* begin SUPPLIED ENTRIES *

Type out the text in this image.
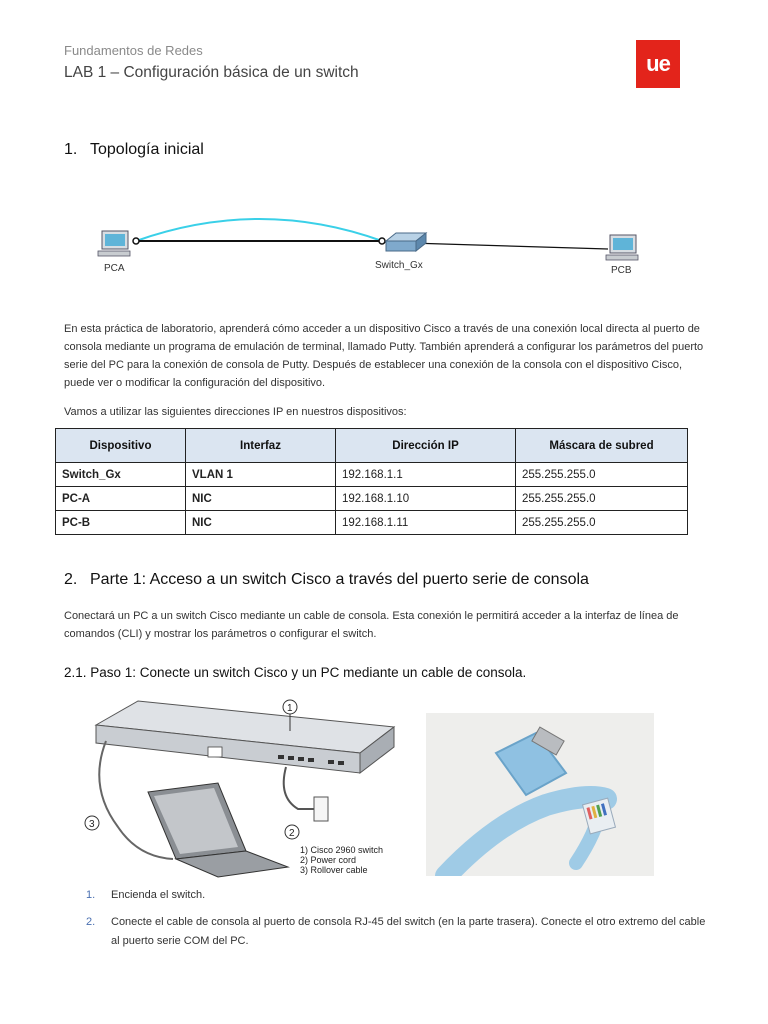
Fundamentos de Redes
LAB 1 – Configuración básica de un switch	ue
1. Topología inicial
PCA	Switch_Gx	PCB

En esta práctica de laboratorio, aprenderá cómo acceder a un dispositivo Cisco a través de una conexión local directa al puerto de consola mediante un programa de emulación de terminal, llamado Putty. También aprenderá a configurar los parámetros del puerto serie del PC para la conexión de consola de Putty. Después de establecer una conexión de la consola con el dispositivo Cisco, puede ver o modificar la configuración del dispositivo.

Vamos a utilizar las siguientes direcciones IP en nuestros dispositivos:

Dispositivo	Interfaz	Dirección IP	Máscara de subred
Switch_Gx	VLAN 1	192.168.1.1	255.255.255.0
PC-A	NIC	192.168.1.10	255.255.255.0
PC-B	NIC	192.168.1.11	255.255.255.0
2. Parte 1: Acceso a un switch Cisco a través del puerto serie de consola

Conectará un PC a un switch Cisco mediante un cable de consola. Esta conexión le permitirá acceder a la interfaz de línea de comandos (CLI) y mostrar los parámetros o configurar el switch.

2.1. Paso 1: Conecte un switch Cisco y un PC mediante un cable de consola.
1
2
3
1) Cisco 2960 switch
2) Power cord
3) Rollover cable
1. Encienda el switch.
2. Conecte el cable de consola al puerto de consola RJ-45 del switch (en la parte trasera). Conecte el otro extremo del cable al puerto serie COM del PC.
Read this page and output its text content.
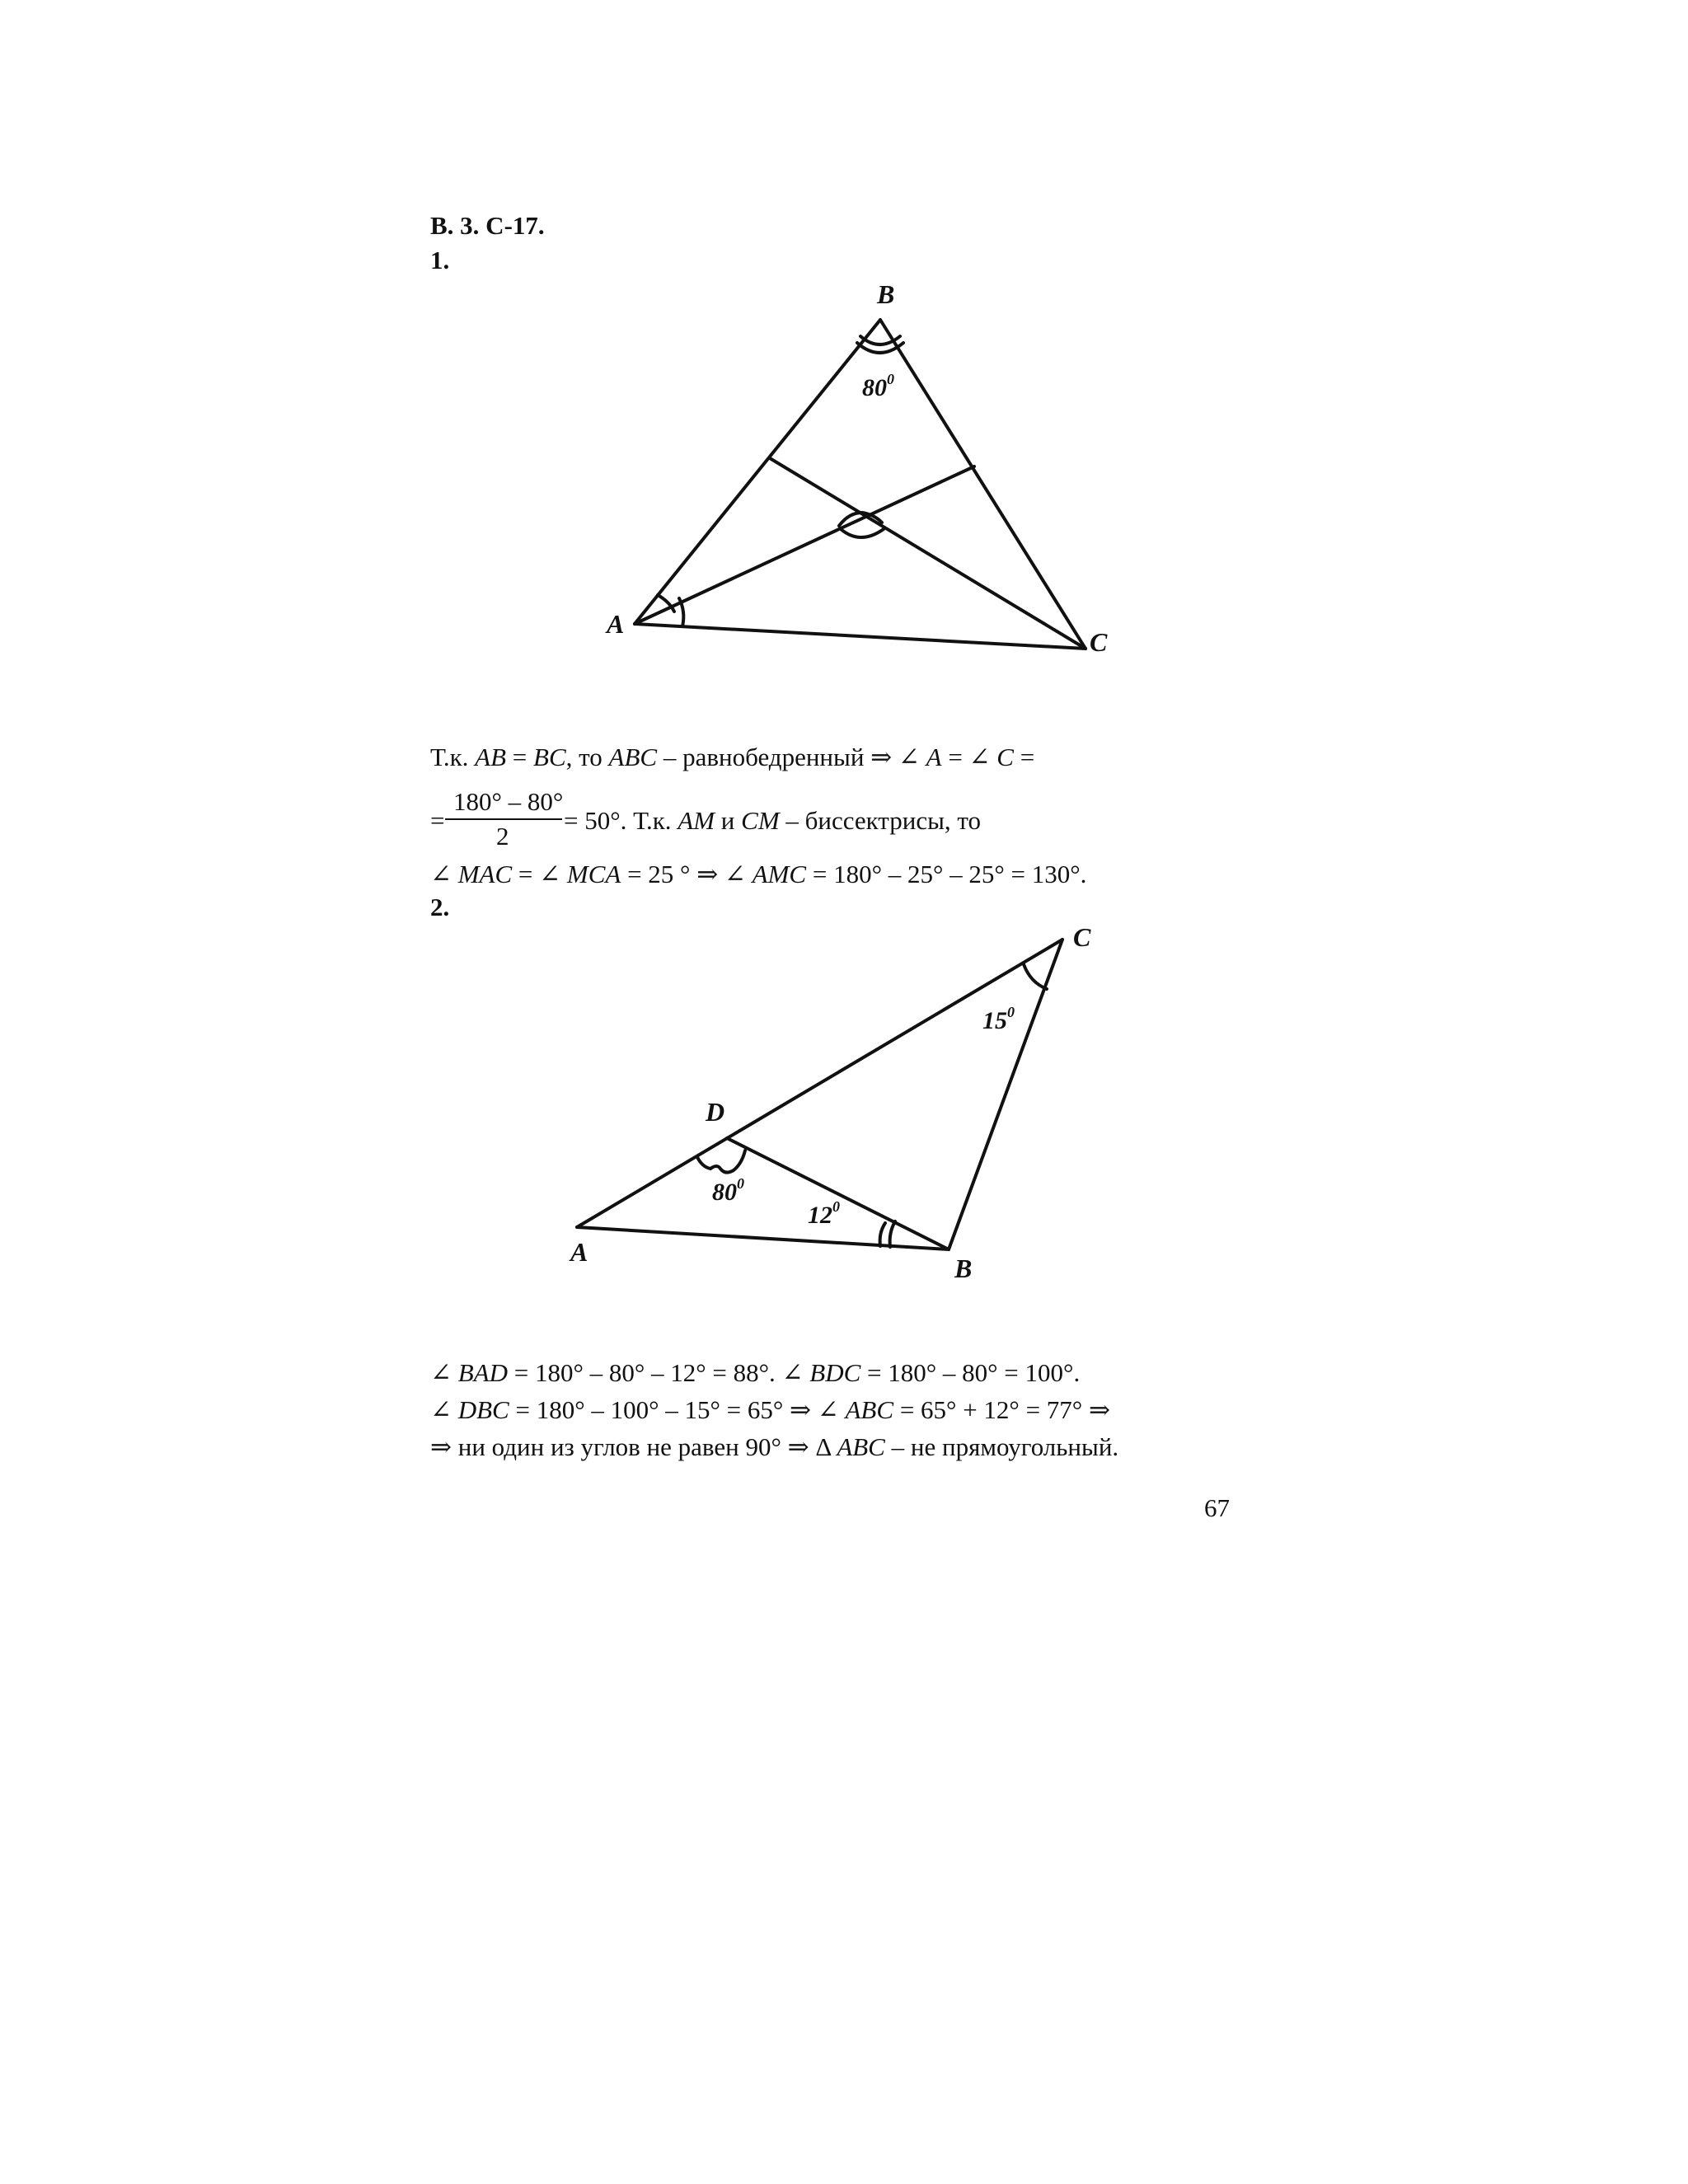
В. 3. С-17.
1.
B
A
C
$80^0$
C
D
A
B
$15^0$
$80^0$
$12^0$
Т.к. AB = BC, то ABC – равнобедренный ⇒ ∠ A = ∠ C =
=
180° – 80°
2
= 50°. Т.к. AM и CM – биссектрисы, то
∠ MAC = ∠ MCA = 25 ° ⇒ ∠ AMC = 180° – 25° – 25° = 130°.
2.
∠ BAD = 180° – 80° – 12° = 88°. ∠ BDC = 180° – 80° = 100°.
∠ DBC = 180° – 100° – 15° = 65° ⇒ ∠ ABC = 65° + 12° = 77° ⇒
⇒ ни один из углов не равен 90° ⇒ Δ ABC – не прямоугольный.
67
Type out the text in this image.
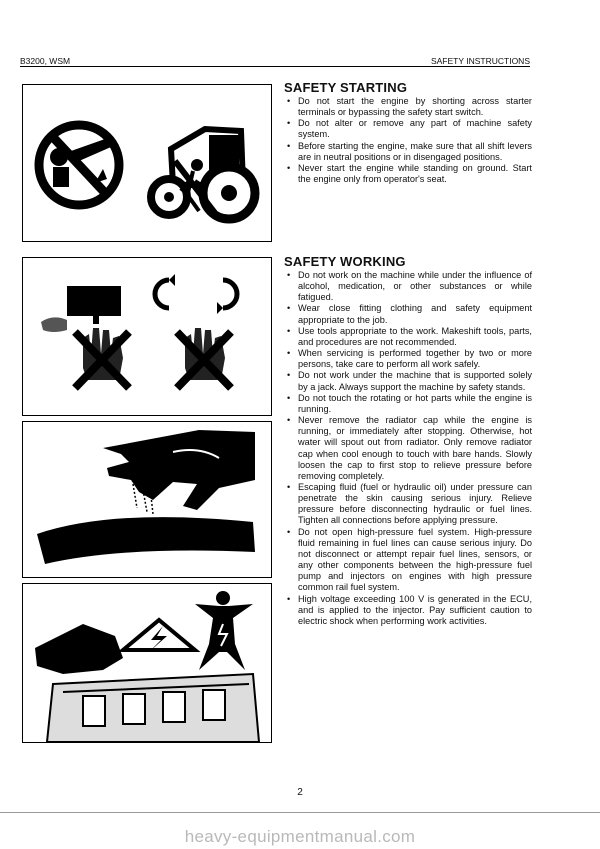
B3200, WSM	SAFETY INSTRUCTIONS
SAFETY STARTING
• Do not start the engine by shorting across starter terminals or bypassing the safety start switch.
• Do not alter or remove any part of machine safety system.
• Before starting the engine, make sure that all shift levers are in neutral positions or in disengaged positions.
• Never start the engine while standing on ground. Start the engine only from operator's seat.
SAFETY WORKING
• Do not work on the machine while under the influence of alcohol, medication, or other substances or while fatigued.
• Wear close fitting clothing and safety equipment appropriate to the job.
• Use tools appropriate to the work. Makeshift tools, parts, and procedures are not recommended.
• When servicing is performed together by two or more persons, take care to perform all work safely.
• Do not work under the machine that is supported solely by a jack. Always support the machine by safety stands.
• Do not touch the rotating or hot parts while the engine is running.
• Never remove the radiator cap while the engine is running, or immediately after stopping. Otherwise, hot water will spout out from radiator. Only remove radiator cap when cool enough to touch with bare hands. Slowly loosen the cap to first stop to relieve pressure before removing completely.
• Escaping fluid (fuel or hydraulic oil) under pressure can penetrate the skin causing serious injury. Relieve pressure before disconnecting hydraulic or fuel lines. Tighten all connections before applying pressure.
• Do not open high-pressure fuel system. High-pressure fluid remaining in fuel lines can cause serious injury. Do not disconnect or attempt repair fuel lines, sensors, or any other components between the high-pressure fuel pump and injectors on engines with high pressure common rail fuel system.
• High voltage exceeding 100 V is generated in the ECU, and is applied to the injector. Pay sufficient caution to electric shock when performing work activities.
2
heavy-equipmentmanual.com
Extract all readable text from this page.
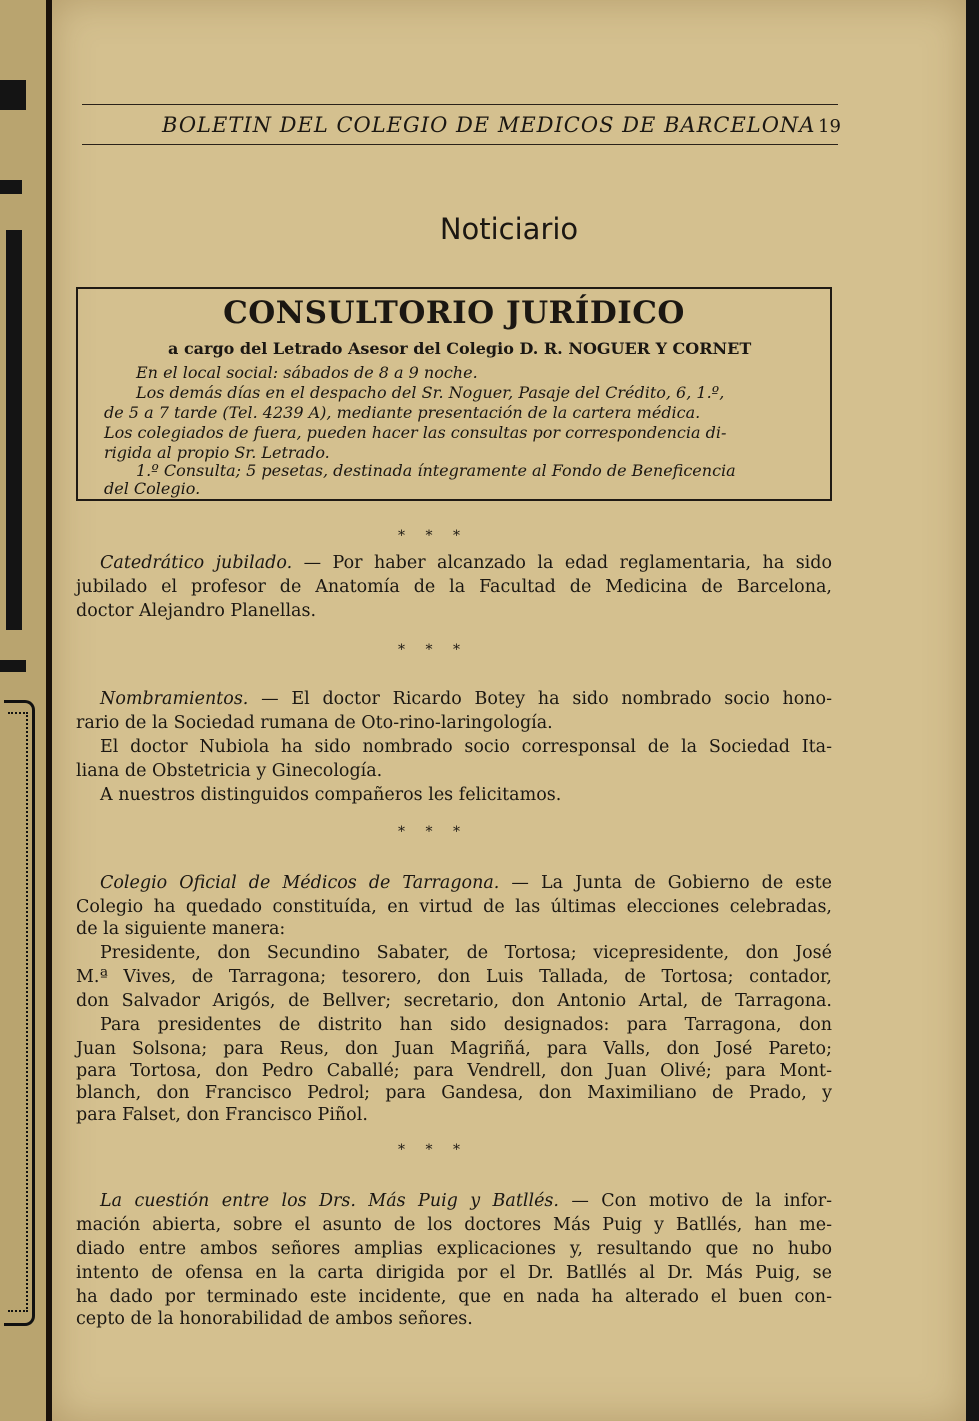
BOLETIN DEL COLEGIO DE MEDICOS DE BARCELONA 19
Noticiario
CONSULTORIO JURÍDICO
a cargo del Letrado Asesor del Colegio D. R. NOGUER Y CORNET
En el local social: sábados de 8 a 9 noche.
Los demás días en el despacho del Sr. Noguer, Pasaje del Crédito, 6, 1.º,
de 5 a 7 tarde (Tel. 4239 A), mediante presentación de la cartera médica.
Los colegiados de fuera, pueden hacer las consultas por correspondencia di-
rigida al propio Sr. Letrado.
1.º Consulta; 5 pesetas, destinada íntegramente al Fondo de Beneficencia
del Colegio.
* * *
Catedrático jubilado. — Por haber alcanzado la edad reglamentaria, ha sido
jubilado el profesor de Anatomía de la Facultad de Medicina de Barcelona,
doctor Alejandro Planellas.
* * *
Nombramientos. — El doctor Ricardo Botey ha sido nombrado socio hono-
rario de la Sociedad rumana de Oto-rino-laringología.
El doctor Nubiola ha sido nombrado socio corresponsal de la Sociedad Ita-
liana de Obstetricia y Ginecología.
A nuestros distinguidos compañeros les felicitamos.
* * *
Colegio Oficial de Médicos de Tarragona. — La Junta de Gobierno de este
Colegio ha quedado constituída, en virtud de las últimas elecciones celebradas,
de la siguiente manera:
Presidente, don Secundino Sabater, de Tortosa; vicepresidente, don José
M.ª Vives, de Tarragona; tesorero, don Luis Tallada, de Tortosa; contador,
don Salvador Arigós, de Bellver; secretario, don Antonio Artal, de Tarragona.
Para presidentes de distrito han sido designados: para Tarragona, don
Juan Solsona; para Reus, don Juan Magriñá, para Valls, don José Pareto;
para Tortosa, don Pedro Caballé; para Vendrell, don Juan Olivé; para Mont-
blanch, don Francisco Pedrol; para Gandesa, don Maximiliano de Prado, y
para Falset, don Francisco Piñol.
* * *
La cuestión entre los Drs. Más Puig y Batllés. — Con motivo de la infor-
mación abierta, sobre el asunto de los doctores Más Puig y Batllés, han me-
diado entre ambos señores amplias explicaciones y, resultando que no hubo
intento de ofensa en la carta dirigida por el Dr. Batllés al Dr. Más Puig, se
ha dado por terminado este incidente, que en nada ha alterado el buen con-
cepto de la honorabilidad de ambos señores.
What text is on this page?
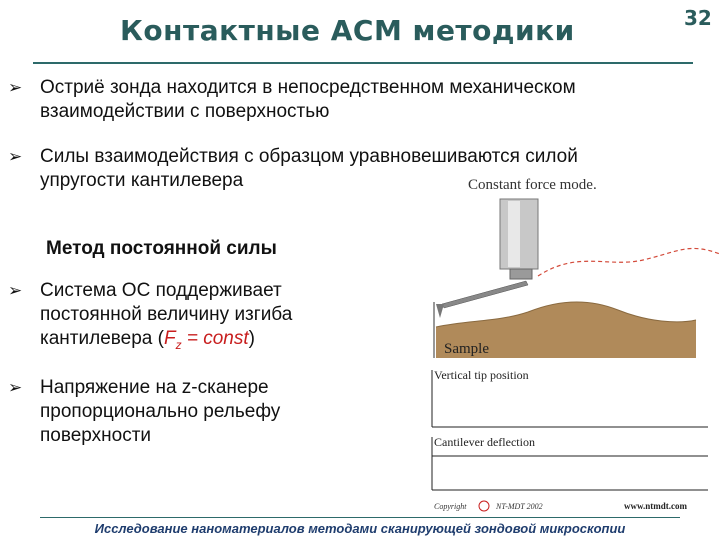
Контактные АСМ методики	32
➢ Остриё зонда находится в непосредственном механическом
взаимодействии с поверхностью
➢ Силы взаимодействия с образцом уравновешиваются силой
упругости кантилевера
Метод постоянной силы
➢ Система ОС поддерживает
постоянной величину изгиба
кантилевера ($F_z$ = const)
➢ Напряжение на z-сканере
пропорционально рельефу
поверхности
Constant force mode.
Sample
Vertical tip position
Cantilever deflection
Copyright	NT-MDT 2002	www.ntmdt.com
Исследование наноматериалов методами сканирующей зондовой микроскопии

* end SUPPLIED ENTRIES *

Count each line of the entries that holds the word "nuestros", then state the total and nothing more.

__SOLUTION TO THE EXERCISE__. 2